Retype each of the following entries exactly, character for character.

━━ AVAILABLE DATA ━━

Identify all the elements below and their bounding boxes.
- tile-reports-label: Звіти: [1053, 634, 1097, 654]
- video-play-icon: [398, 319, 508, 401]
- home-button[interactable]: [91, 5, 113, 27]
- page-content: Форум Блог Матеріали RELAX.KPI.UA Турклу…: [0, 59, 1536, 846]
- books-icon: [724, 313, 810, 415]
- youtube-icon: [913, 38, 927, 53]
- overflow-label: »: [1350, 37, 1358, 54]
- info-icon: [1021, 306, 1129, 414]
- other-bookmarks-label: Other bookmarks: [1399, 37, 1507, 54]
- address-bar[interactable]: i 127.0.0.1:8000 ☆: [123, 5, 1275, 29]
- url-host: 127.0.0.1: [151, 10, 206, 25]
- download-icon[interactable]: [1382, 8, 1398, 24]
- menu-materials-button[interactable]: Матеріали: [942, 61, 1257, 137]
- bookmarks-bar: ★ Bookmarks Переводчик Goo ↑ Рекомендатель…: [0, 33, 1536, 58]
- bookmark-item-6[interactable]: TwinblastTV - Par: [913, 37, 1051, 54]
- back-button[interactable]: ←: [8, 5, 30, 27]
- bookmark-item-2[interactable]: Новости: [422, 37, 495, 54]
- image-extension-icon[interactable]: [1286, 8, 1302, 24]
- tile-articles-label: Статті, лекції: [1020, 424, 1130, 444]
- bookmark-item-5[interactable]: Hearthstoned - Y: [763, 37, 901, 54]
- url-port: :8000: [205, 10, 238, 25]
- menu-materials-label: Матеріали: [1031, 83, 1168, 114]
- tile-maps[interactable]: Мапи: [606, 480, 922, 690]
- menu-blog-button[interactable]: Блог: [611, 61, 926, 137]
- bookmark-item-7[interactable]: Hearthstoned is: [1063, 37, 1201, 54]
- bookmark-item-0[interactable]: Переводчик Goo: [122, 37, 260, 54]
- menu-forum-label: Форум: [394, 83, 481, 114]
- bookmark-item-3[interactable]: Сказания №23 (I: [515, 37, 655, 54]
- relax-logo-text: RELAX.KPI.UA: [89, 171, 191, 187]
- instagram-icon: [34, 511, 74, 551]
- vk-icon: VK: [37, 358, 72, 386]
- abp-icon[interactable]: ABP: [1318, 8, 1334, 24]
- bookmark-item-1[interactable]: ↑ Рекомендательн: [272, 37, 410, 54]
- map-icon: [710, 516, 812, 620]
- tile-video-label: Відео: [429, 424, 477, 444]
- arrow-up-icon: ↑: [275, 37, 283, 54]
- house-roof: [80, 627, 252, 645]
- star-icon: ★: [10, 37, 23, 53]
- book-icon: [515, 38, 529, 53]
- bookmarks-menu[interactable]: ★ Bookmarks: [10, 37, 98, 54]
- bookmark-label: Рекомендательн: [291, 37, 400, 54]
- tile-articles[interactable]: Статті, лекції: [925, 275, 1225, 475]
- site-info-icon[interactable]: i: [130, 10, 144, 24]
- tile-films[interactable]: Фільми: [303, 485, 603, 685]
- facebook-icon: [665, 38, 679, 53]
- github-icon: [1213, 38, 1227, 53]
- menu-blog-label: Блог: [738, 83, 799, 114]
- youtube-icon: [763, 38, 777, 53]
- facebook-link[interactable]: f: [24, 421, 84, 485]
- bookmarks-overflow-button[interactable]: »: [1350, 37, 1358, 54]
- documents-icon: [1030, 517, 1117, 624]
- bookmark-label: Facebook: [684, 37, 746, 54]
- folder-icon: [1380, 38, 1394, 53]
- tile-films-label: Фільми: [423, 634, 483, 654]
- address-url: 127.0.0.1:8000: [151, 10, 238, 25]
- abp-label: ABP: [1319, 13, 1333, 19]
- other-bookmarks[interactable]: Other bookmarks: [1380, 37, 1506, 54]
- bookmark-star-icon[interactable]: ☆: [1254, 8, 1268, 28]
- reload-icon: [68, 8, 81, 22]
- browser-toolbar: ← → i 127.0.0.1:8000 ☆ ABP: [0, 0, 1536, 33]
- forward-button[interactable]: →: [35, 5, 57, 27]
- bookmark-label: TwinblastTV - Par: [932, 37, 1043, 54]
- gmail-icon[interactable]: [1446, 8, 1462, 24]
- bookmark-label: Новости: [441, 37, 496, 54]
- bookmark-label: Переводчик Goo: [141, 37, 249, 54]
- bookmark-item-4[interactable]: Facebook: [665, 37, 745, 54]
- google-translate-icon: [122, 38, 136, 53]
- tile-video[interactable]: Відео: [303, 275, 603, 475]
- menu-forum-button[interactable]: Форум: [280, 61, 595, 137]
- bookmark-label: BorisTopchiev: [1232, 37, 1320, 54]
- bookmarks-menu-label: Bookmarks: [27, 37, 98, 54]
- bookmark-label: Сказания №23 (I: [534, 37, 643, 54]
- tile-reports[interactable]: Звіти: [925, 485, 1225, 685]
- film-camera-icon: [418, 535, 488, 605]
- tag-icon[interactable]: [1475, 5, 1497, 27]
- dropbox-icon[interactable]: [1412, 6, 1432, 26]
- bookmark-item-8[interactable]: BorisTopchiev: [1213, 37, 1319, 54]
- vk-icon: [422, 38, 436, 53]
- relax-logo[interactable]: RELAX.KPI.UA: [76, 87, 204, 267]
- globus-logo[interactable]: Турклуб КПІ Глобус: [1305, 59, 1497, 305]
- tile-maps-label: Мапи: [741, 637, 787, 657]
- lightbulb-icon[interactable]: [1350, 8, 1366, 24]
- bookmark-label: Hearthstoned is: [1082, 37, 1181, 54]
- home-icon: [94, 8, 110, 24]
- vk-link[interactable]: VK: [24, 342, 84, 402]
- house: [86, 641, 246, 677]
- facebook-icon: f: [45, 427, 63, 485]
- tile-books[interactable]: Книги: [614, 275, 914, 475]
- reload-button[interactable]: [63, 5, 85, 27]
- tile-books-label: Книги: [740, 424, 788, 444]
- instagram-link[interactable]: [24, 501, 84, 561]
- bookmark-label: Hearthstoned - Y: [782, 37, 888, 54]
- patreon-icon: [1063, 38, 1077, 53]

━━━

__COMPLETE RESPONSE__
Identify all the elements below and their bounding boxes.
- tile-reports-label: Звіти: [1053, 634, 1097, 654]
- video-play-icon: [398, 319, 508, 401]
- home-button[interactable]: [91, 5, 113, 27]
- page-content: Форум Блог Матеріали RELAX.KPI.UA Турклу…: [0, 59, 1536, 846]
- books-icon: [724, 313, 810, 415]
- youtube-icon: [913, 38, 927, 53]
- overflow-label: »: [1350, 37, 1358, 54]
- info-icon: [1021, 306, 1129, 414]
- other-bookmarks-label: Other bookmarks: [1399, 37, 1507, 54]
- address-bar[interactable]: i 127.0.0.1:8000 ☆: [123, 5, 1275, 29]
- url-host: 127.0.0.1: [151, 10, 206, 25]
- download-icon[interactable]: [1382, 8, 1398, 24]
- menu-materials-button[interactable]: Матеріали: [942, 61, 1257, 137]
- bookmarks-bar: ★ Bookmarks Переводчик Goo ↑ Рекомендатель…: [0, 33, 1536, 58]
- bookmark-item-6[interactable]: TwinblastTV - Par: [913, 37, 1051, 54]
- back-button[interactable]: ←: [8, 5, 30, 27]
- bookmark-item-2[interactable]: Новости: [422, 37, 495, 54]
- image-extension-icon[interactable]: [1286, 8, 1302, 24]
- tile-articles-label: Статті, лекції: [1020, 424, 1130, 444]
- bookmark-item-5[interactable]: Hearthstoned - Y: [763, 37, 901, 54]
- url-port: :8000: [205, 10, 238, 25]
- menu-materials-label: Матеріали: [1031, 83, 1168, 114]
- tile-maps[interactable]: Мапи: [606, 480, 922, 690]
- menu-blog-button[interactable]: Блог: [611, 61, 926, 137]
- bookmark-item-7[interactable]: Hearthstoned is: [1063, 37, 1201, 54]
- bookmark-item-0[interactable]: Переводчик Goo: [122, 37, 260, 54]
- menu-forum-label: Форум: [394, 83, 481, 114]
- bookmark-item-3[interactable]: Сказания №23 (I: [515, 37, 655, 54]
- relax-logo-text: RELAX.KPI.UA: [89, 171, 191, 187]
- instagram-icon: [34, 511, 74, 551]
- vk-icon: VK: [37, 358, 72, 386]
- abp-icon[interactable]: ABP: [1318, 8, 1334, 24]
- bookmark-item-1[interactable]: ↑ Рекомендательн: [272, 37, 410, 54]
- map-icon: [710, 516, 812, 620]
- tile-video-label: Відео: [429, 424, 477, 444]
- arrow-up-icon: ↑: [275, 37, 283, 54]
- house-roof: [80, 627, 252, 645]
- star-icon: ★: [10, 37, 23, 53]
- book-icon: [515, 38, 529, 53]
- bookmarks-menu[interactable]: ★ Bookmarks: [10, 37, 98, 54]
- bookmark-label: Рекомендательн: [291, 37, 400, 54]
- tile-articles[interactable]: Статті, лекції: [925, 275, 1225, 475]
- site-info-icon[interactable]: i: [130, 10, 144, 24]
- tile-films[interactable]: Фільми: [303, 485, 603, 685]
- facebook-icon: [665, 38, 679, 53]
- github-icon: [1213, 38, 1227, 53]
- menu-blog-label: Блог: [738, 83, 799, 114]
- youtube-icon: [763, 38, 777, 53]
- facebook-link[interactable]: f: [24, 421, 84, 485]
- bookmarks-overflow-button[interactable]: »: [1350, 37, 1358, 54]
- documents-icon: [1030, 517, 1117, 624]
- bookmark-label: Facebook: [684, 37, 746, 54]
- folder-icon: [1380, 38, 1394, 53]
- tile-films-label: Фільми: [423, 634, 483, 654]
- address-url: 127.0.0.1:8000: [151, 10, 238, 25]
- abp-label: ABP: [1319, 13, 1333, 19]
- other-bookmarks[interactable]: Other bookmarks: [1380, 37, 1506, 54]
- bookmark-star-icon[interactable]: ☆: [1254, 8, 1268, 28]
- reload-icon: [68, 8, 81, 22]
- browser-toolbar: ← → i 127.0.0.1:8000 ☆ ABP: [0, 0, 1536, 33]
- forward-button[interactable]: →: [35, 5, 57, 27]
- bookmark-label: TwinblastTV - Par: [932, 37, 1043, 54]
- gmail-icon[interactable]: [1446, 8, 1462, 24]
- bookmark-label: Новости: [441, 37, 496, 54]
- bookmark-label: Переводчик Goo: [141, 37, 249, 54]
- bookmark-item-4[interactable]: Facebook: [665, 37, 745, 54]
- google-translate-icon: [122, 38, 136, 53]
- tile-video[interactable]: Відео: [303, 275, 603, 475]
- menu-forum-button[interactable]: Форум: [280, 61, 595, 137]
- bookmark-label: BorisTopchiev: [1232, 37, 1320, 54]
- bookmarks-menu-label: Bookmarks: [27, 37, 98, 54]
- bookmark-label: Сказания №23 (I: [534, 37, 643, 54]
- tile-reports[interactable]: Звіти: [925, 485, 1225, 685]
- film-camera-icon: [418, 535, 488, 605]
- tag-icon[interactable]: [1475, 5, 1497, 27]
- dropbox-icon[interactable]: [1412, 6, 1432, 26]
- bookmark-item-8[interactable]: BorisTopchiev: [1213, 37, 1319, 54]
- vk-icon: [422, 38, 436, 53]
- relax-logo[interactable]: RELAX.KPI.UA: [76, 87, 204, 267]
- globus-logo[interactable]: Турклуб КПІ Глобус: [1305, 59, 1497, 305]
- tile-maps-label: Мапи: [741, 637, 787, 657]
- lightbulb-icon[interactable]: [1350, 8, 1366, 24]
- bookmark-label: Hearthstoned is: [1082, 37, 1181, 54]
- home-icon: [94, 8, 110, 24]
- vk-link[interactable]: VK: [24, 342, 84, 402]
- house: [86, 641, 246, 677]
- facebook-icon: f: [45, 427, 63, 485]
- tile-books[interactable]: Книги: [614, 275, 914, 475]
- reload-button[interactable]: [63, 5, 85, 27]
- tile-books-label: Книги: [740, 424, 788, 444]
- instagram-link[interactable]: [24, 501, 84, 561]
- bookmark-label: Hearthstoned - Y: [782, 37, 888, 54]
- patreon-icon: [1063, 38, 1077, 53]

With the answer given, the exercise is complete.